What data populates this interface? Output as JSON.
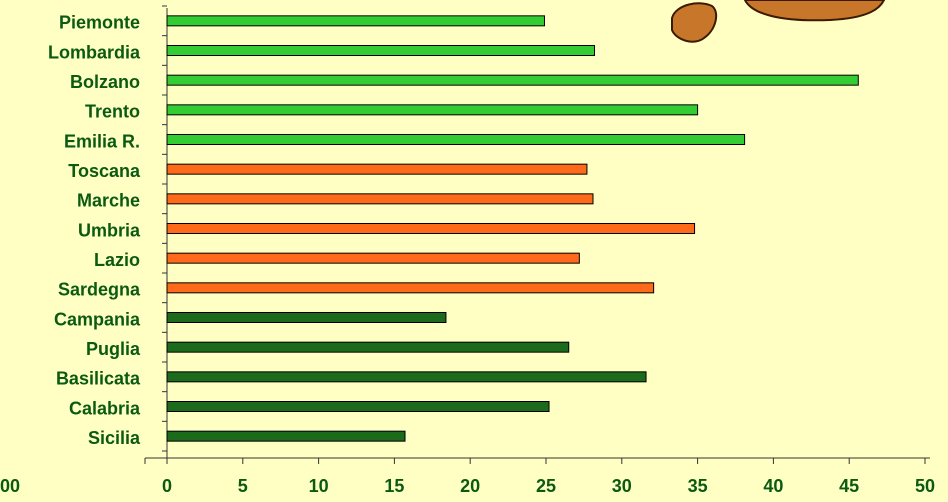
{
  "chart_data": {
    "type": "hbar",
    "categories": [
      "Piemonte",
      "Lombardia",
      "Bolzano",
      "Trento",
      "Emilia R.",
      "Toscana",
      "Marche",
      "Umbria",
      "Lazio",
      "Sardegna",
      "Campania",
      "Puglia",
      "Basilicata",
      "Calabria",
      "Sicilia"
    ],
    "values": [
      24.9,
      28.2,
      45.6,
      35.0,
      38.1,
      27.7,
      28.1,
      34.8,
      27.2,
      32.1,
      18.4,
      26.5,
      31.6,
      25.2,
      15.7
    ],
    "colors": [
      "#33cc33",
      "#33cc33",
      "#33cc33",
      "#33cc33",
      "#33cc33",
      "#ff6a1a",
      "#ff6a1a",
      "#ff6a1a",
      "#ff6a1a",
      "#ff6a1a",
      "#1c6b1c",
      "#1c6b1c",
      "#1c6b1c",
      "#1c6b1c",
      "#1c6b1c"
    ],
    "xlim": [
      0,
      50
    ],
    "xticks": [
      0,
      5,
      10,
      15,
      20,
      25,
      30,
      35,
      40,
      45,
      50
    ],
    "cropped_label": "00"
  }
}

******

→ WHAT TO DO
Can you restate all the records above word for word while dropping the pictures?

→ RESULT OF THIS TASK
What data populates this interface? Output as JSON.
{
  "chart_data": {
    "type": "hbar",
    "categories": [
      "Piemonte",
      "Lombardia",
      "Bolzano",
      "Trento",
      "Emilia R.",
      "Toscana",
      "Marche",
      "Umbria",
      "Lazio",
      "Sardegna",
      "Campania",
      "Puglia",
      "Basilicata",
      "Calabria",
      "Sicilia"
    ],
    "values": [
      24.9,
      28.2,
      45.6,
      35.0,
      38.1,
      27.7,
      28.1,
      34.8,
      27.2,
      32.1,
      18.4,
      26.5,
      31.6,
      25.2,
      15.7
    ],
    "colors": [
      "#33cc33",
      "#33cc33",
      "#33cc33",
      "#33cc33",
      "#33cc33",
      "#ff6a1a",
      "#ff6a1a",
      "#ff6a1a",
      "#ff6a1a",
      "#ff6a1a",
      "#1c6b1c",
      "#1c6b1c",
      "#1c6b1c",
      "#1c6b1c",
      "#1c6b1c"
    ],
    "xlim": [
      0,
      50
    ],
    "xticks": [
      0,
      5,
      10,
      15,
      20,
      25,
      30,
      35,
      40,
      45,
      50
    ],
    "cropped_label": "00"
  }
}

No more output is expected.